_Task details_
Consider the data that follows and state how many lines contain the string "produces", using the number alone.

_Listed records_
= = = = = = =

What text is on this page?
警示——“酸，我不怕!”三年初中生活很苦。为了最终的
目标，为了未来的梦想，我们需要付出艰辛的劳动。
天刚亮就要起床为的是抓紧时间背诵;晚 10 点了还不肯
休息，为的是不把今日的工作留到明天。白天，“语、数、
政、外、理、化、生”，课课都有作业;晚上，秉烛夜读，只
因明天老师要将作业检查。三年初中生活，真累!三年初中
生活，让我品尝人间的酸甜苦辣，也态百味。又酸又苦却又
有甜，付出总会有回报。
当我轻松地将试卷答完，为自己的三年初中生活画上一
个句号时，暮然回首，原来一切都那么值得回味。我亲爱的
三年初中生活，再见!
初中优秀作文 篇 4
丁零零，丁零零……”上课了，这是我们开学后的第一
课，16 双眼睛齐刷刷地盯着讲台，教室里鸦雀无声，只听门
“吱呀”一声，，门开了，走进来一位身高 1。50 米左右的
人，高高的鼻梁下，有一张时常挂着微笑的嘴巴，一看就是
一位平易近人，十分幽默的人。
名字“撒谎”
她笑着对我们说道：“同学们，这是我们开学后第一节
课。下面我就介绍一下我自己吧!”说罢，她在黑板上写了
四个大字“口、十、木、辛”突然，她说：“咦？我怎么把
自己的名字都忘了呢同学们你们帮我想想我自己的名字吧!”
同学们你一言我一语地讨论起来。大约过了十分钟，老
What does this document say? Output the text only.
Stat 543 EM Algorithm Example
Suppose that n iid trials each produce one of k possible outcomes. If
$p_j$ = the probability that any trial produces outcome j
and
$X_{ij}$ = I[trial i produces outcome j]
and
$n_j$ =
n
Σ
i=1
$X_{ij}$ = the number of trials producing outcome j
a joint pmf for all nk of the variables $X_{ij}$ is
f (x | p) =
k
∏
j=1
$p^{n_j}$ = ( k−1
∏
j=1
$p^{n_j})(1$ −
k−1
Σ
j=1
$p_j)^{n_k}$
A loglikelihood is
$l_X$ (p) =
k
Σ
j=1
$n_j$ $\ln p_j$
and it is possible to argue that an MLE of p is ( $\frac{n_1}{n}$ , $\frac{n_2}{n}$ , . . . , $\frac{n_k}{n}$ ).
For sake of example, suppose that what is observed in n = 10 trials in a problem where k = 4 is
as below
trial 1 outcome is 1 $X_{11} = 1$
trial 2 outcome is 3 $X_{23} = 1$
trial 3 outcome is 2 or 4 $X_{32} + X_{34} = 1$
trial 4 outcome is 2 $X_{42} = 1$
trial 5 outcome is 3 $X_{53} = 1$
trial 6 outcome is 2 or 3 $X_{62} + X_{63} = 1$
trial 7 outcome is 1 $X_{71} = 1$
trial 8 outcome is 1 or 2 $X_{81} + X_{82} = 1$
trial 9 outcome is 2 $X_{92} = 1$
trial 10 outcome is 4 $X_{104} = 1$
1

= = = = = = =

_Written answer_
2